== EXERCISE TASK ==
Pull every line with the word "Education" out of the entries below.
-- BEGIN --
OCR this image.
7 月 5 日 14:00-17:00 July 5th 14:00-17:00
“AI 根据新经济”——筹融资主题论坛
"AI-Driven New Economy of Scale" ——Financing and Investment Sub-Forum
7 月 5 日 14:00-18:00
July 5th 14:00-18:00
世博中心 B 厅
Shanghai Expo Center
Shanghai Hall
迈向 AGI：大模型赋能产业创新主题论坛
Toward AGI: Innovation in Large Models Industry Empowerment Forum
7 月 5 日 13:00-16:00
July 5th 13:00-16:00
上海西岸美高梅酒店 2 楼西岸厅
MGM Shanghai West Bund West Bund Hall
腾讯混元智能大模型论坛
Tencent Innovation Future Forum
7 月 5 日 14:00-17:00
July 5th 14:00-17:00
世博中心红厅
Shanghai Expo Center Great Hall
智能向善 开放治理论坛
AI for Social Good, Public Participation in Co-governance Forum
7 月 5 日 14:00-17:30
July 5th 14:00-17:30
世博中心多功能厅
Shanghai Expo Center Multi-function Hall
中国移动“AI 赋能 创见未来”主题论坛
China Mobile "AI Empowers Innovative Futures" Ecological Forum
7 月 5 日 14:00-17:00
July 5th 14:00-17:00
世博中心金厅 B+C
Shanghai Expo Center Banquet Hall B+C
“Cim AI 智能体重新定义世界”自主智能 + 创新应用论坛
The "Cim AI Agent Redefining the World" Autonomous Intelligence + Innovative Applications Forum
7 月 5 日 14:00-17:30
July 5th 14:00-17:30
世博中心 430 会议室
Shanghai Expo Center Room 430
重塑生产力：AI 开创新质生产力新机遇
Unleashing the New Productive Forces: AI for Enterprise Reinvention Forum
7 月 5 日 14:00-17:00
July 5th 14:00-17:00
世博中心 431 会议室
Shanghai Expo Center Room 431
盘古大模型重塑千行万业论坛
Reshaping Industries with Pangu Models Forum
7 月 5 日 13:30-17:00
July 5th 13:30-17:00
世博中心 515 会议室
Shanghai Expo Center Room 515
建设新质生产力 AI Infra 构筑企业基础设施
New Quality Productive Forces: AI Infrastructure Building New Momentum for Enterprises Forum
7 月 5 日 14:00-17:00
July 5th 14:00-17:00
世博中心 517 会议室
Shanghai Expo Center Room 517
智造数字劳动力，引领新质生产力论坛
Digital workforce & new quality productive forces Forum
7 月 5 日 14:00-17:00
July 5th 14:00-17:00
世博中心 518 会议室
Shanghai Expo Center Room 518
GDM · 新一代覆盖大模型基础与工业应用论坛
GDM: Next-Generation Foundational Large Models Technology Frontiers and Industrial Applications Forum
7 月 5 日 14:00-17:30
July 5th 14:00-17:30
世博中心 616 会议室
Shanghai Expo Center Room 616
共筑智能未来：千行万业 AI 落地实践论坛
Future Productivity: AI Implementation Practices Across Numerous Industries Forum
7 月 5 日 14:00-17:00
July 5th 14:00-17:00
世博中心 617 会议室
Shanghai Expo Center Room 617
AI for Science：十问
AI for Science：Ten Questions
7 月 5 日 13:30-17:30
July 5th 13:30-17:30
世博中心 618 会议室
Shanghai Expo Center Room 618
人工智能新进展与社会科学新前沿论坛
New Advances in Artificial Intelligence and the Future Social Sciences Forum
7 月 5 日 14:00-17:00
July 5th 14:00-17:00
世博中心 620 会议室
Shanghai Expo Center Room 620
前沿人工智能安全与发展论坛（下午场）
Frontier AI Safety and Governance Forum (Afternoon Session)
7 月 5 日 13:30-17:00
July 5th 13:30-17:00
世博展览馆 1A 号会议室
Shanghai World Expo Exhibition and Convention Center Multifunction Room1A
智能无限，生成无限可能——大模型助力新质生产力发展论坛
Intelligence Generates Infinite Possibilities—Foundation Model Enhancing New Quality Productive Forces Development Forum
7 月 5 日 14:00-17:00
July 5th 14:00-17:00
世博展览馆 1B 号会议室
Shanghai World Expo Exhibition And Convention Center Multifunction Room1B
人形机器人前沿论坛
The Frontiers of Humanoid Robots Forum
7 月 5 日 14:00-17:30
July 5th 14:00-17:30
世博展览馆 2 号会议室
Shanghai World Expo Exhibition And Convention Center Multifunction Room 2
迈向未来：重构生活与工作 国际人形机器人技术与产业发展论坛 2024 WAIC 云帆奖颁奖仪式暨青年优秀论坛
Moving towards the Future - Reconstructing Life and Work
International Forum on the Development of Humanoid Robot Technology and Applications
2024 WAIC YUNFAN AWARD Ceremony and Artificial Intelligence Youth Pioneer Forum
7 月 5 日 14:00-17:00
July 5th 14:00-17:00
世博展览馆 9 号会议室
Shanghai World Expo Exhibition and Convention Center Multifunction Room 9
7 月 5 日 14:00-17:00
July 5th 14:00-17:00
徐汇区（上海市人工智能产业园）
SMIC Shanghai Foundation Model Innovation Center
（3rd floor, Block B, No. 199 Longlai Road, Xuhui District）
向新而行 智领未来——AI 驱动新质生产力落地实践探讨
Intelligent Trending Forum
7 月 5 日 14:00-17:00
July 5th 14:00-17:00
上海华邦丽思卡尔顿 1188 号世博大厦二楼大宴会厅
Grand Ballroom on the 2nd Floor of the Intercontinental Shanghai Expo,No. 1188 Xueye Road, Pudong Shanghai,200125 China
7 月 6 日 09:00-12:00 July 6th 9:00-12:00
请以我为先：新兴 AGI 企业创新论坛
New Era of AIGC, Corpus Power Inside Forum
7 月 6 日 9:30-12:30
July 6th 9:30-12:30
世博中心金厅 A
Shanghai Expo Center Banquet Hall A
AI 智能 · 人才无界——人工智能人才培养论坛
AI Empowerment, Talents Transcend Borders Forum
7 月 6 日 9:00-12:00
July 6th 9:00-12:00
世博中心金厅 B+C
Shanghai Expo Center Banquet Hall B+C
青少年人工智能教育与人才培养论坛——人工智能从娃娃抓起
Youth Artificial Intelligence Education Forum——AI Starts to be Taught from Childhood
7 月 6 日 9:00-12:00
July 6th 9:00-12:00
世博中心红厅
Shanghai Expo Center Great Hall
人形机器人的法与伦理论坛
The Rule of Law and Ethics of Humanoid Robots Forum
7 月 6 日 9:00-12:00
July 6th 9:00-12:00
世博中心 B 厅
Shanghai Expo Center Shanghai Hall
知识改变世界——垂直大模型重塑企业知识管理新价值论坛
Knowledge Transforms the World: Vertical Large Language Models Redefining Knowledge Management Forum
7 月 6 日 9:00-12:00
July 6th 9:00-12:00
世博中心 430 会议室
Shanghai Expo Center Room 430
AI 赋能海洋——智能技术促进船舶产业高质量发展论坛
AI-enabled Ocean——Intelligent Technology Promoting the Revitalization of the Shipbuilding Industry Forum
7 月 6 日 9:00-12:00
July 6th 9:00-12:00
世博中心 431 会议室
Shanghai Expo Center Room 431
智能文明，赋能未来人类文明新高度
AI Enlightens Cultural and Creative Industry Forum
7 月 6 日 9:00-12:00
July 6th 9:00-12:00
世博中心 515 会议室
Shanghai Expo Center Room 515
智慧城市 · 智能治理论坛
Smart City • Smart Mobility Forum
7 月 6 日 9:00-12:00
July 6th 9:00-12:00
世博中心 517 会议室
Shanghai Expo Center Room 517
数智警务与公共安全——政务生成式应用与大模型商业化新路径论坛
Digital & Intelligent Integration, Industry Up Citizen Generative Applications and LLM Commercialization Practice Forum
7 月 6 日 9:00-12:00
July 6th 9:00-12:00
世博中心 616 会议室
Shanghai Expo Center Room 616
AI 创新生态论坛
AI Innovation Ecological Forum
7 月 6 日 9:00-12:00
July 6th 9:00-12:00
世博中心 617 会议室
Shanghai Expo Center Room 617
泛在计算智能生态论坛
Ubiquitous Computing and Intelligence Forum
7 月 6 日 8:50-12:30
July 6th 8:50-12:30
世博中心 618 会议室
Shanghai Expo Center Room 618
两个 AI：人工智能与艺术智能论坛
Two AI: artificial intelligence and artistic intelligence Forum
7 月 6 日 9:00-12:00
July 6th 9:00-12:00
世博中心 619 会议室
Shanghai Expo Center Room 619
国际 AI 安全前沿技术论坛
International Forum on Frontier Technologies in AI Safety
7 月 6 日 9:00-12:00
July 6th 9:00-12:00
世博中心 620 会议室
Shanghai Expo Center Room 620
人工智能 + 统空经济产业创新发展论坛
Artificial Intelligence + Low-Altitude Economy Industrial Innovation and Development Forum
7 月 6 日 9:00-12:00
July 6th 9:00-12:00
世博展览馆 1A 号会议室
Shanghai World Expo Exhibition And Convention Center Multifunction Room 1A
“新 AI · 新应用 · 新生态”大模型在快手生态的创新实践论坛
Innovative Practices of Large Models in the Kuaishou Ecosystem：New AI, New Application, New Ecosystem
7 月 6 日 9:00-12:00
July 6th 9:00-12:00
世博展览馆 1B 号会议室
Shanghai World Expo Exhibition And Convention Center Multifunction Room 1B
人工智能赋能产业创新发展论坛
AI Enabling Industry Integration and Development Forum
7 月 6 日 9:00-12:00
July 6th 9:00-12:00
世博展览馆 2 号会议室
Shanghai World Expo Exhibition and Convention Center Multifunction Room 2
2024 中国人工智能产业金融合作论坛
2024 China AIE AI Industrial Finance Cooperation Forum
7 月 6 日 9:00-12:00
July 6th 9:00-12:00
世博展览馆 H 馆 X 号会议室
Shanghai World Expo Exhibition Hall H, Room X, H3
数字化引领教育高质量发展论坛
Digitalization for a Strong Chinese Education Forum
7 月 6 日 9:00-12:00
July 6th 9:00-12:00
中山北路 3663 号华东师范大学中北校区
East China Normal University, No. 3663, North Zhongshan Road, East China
-- END --
== OUTPUT OF THE EXERCISE ==
Youth Artificial Intelligence Education Forum——AI Starts to be Taught from Childhood
Digitalization for a Strong Chinese Education Forum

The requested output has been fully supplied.